- **Written request**
Output all the entries word for word. Omit the pictures.

(Saved entries)
————————

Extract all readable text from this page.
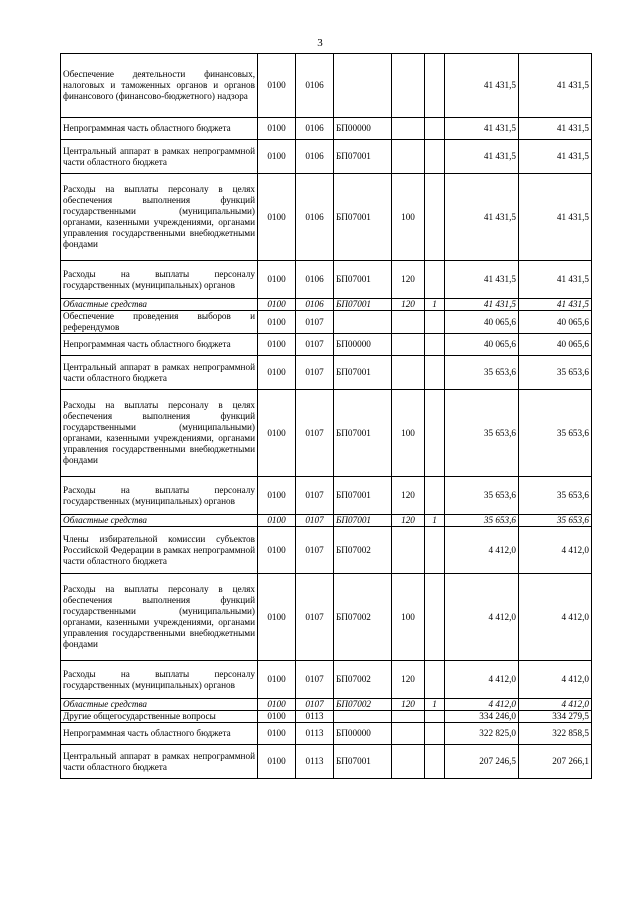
3
Обеспечение деятельности финансовых, налоговых и таможенных органов и органов финансового (финансово-бюджетного) надзора	0100	0106				41 431,5	41 431,5
Непрограммная часть областного бюджета	0100	0106	БП00000			41 431,5	41 431,5
Центральный аппарат в рамках непрограммной части областного бюджета	0100	0106	БП07001			41 431,5	41 431,5
Расходы на выплаты персоналу в целях обеспечения выполнения функций государственными (муниципальными) органами, казенными учреждениями, органами управления государственными внебюджетными фондами	0100	0106	БП07001	100		41 431,5	41 431,5
Расходы на выплаты персоналу государственных (муниципальных) органов	0100	0106	БП07001	120		41 431,5	41 431,5
Областные средства	0100	0106	БП07001	120	1	41 431,5	41 431,5
Обеспечение проведения выборов и референдумов	0100	0107				40 065,6	40 065,6
Непрограммная часть областного бюджета	0100	0107	БП00000			40 065,6	40 065,6
Центральный аппарат в рамках непрограммной части областного бюджета	0100	0107	БП07001			35 653,6	35 653,6
Расходы на выплаты персоналу в целях обеспечения выполнения функций государственными (муниципальными) органами, казенными учреждениями, органами управления государственными внебюджетными фондами	0100	0107	БП07001	100		35 653,6	35 653,6
Расходы на выплаты персоналу государственных (муниципальных) органов	0100	0107	БП07001	120		35 653,6	35 653,6
Областные средства	0100	0107	БП07001	120	1	35 653,6	35 653,6
Члены избирательной комиссии субъектов Российской Федерации в рамках непрограммной части областного бюджета	0100	0107	БП07002			4 412,0	4 412,0
Расходы на выплаты персоналу в целях обеспечения выполнения функций государственными (муниципальными) органами, казенными учреждениями, органами управления государственными внебюджетными фондами	0100	0107	БП07002	100		4 412,0	4 412,0
Расходы на выплаты персоналу государственных (муниципальных) органов	0100	0107	БП07002	120		4 412,0	4 412,0
Областные средства	0100	0107	БП07002	120	1	4 412,0	4 412,0
Другие общегосударственные вопросы	0100	0113				334 246,0	334 279,5
Непрограммная часть областного бюджета	0100	0113	БП00000			322 825,0	322 858,5
Центральный аппарат в рамках непрограммной части областного бюджета	0100	0113	БП07001			207 246,5	207 266,1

————————

- **Exercise response**
Extract all readable text from this page.
3
Обеспечение деятельности финансовых, налоговых и таможенных органов и органов финансового (финансово-бюджетного) надзора	0100	0106				41 431,5	41 431,5
Непрограммная часть областного бюджета	0100	0106	БП00000			41 431,5	41 431,5
Центральный аппарат в рамках непрограммной части областного бюджета	0100	0106	БП07001			41 431,5	41 431,5
Расходы на выплаты персоналу в целях обеспечения выполнения функций государственными (муниципальными) органами, казенными учреждениями, органами управления государственными внебюджетными фондами	0100	0106	БП07001	100		41 431,5	41 431,5
Расходы на выплаты персоналу государственных (муниципальных) органов	0100	0106	БП07001	120		41 431,5	41 431,5
Областные средства	0100	0106	БП07001	120	1	41 431,5	41 431,5
Обеспечение проведения выборов и референдумов	0100	0107				40 065,6	40 065,6
Непрограммная часть областного бюджета	0100	0107	БП00000			40 065,6	40 065,6
Центральный аппарат в рамках непрограммной части областного бюджета	0100	0107	БП07001			35 653,6	35 653,6
Расходы на выплаты персоналу в целях обеспечения выполнения функций государственными (муниципальными) органами, казенными учреждениями, органами управления государственными внебюджетными фондами	0100	0107	БП07001	100		35 653,6	35 653,6
Расходы на выплаты персоналу государственных (муниципальных) органов	0100	0107	БП07001	120		35 653,6	35 653,6
Областные средства	0100	0107	БП07001	120	1	35 653,6	35 653,6
Члены избирательной комиссии субъектов Российской Федерации в рамках непрограммной части областного бюджета	0100	0107	БП07002			4 412,0	4 412,0
Расходы на выплаты персоналу в целях обеспечения выполнения функций государственными (муниципальными) органами, казенными учреждениями, органами управления государственными внебюджетными фондами	0100	0107	БП07002	100		4 412,0	4 412,0
Расходы на выплаты персоналу государственных (муниципальных) органов	0100	0107	БП07002	120		4 412,0	4 412,0
Областные средства	0100	0107	БП07002	120	1	4 412,0	4 412,0
Другие общегосударственные вопросы	0100	0113				334 246,0	334 279,5
Непрограммная часть областного бюджета	0100	0113	БП00000			322 825,0	322 858,5
Центральный аппарат в рамках непрограммной части областного бюджета	0100	0113	БП07001			207 246,5	207 266,1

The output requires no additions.